### Given request:
Output the records exactly. Include every line.

↓

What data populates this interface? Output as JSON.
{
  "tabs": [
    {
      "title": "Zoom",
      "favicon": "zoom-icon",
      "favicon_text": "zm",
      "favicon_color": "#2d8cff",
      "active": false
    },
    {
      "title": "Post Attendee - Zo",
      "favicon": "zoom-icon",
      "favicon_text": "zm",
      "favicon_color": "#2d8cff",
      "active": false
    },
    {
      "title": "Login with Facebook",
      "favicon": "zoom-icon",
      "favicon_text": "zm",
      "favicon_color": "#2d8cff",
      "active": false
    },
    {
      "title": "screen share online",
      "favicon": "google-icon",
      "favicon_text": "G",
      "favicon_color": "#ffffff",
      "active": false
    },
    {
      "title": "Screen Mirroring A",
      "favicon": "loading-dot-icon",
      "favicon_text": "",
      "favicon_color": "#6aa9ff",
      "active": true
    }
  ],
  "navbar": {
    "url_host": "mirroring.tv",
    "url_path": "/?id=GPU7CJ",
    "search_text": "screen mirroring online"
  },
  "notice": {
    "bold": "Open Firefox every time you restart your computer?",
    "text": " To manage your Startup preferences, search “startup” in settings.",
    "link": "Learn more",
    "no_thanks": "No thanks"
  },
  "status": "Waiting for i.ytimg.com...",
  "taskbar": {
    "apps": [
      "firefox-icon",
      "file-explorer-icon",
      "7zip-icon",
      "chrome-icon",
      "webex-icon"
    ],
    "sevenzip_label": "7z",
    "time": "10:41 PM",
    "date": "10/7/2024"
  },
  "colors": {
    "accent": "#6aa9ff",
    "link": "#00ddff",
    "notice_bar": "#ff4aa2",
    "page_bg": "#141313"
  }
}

↑

### Expected answer:
What data populates this interface? Output as JSON.
{
  "tabs": [
    {
      "title": "Zoom",
      "favicon": "zoom-icon",
      "favicon_text": "zm",
      "favicon_color": "#2d8cff",
      "active": false
    },
    {
      "title": "Post Attendee - Zo",
      "favicon": "zoom-icon",
      "favicon_text": "zm",
      "favicon_color": "#2d8cff",
      "active": false
    },
    {
      "title": "Login with Facebook",
      "favicon": "zoom-icon",
      "favicon_text": "zm",
      "favicon_color": "#2d8cff",
      "active": false
    },
    {
      "title": "screen share online",
      "favicon": "google-icon",
      "favicon_text": "G",
      "favicon_color": "#ffffff",
      "active": false
    },
    {
      "title": "Screen Mirroring A",
      "favicon": "loading-dot-icon",
      "favicon_text": "",
      "favicon_color": "#6aa9ff",
      "active": true
    }
  ],
  "navbar": {
    "url_host": "mirroring.tv",
    "url_path": "/?id=GPU7CJ",
    "search_text": "screen mirroring online"
  },
  "notice": {
    "bold": "Open Firefox every time you restart your computer?",
    "text": " To manage your Startup preferences, search “startup” in settings.",
    "link": "Learn more",
    "no_thanks": "No thanks"
  },
  "status": "Waiting for i.ytimg.com...",
  "taskbar": {
    "apps": [
      "firefox-icon",
      "file-explorer-icon",
      "7zip-icon",
      "chrome-icon",
      "webex-icon"
    ],
    "sevenzip_label": "7z",
    "time": "10:41 PM",
    "date": "10/7/2024"
  },
  "colors": {
    "accent": "#6aa9ff",
    "link": "#00ddff",
    "notice_bar": "#ff4aa2",
    "page_bg": "#141313"
  }
}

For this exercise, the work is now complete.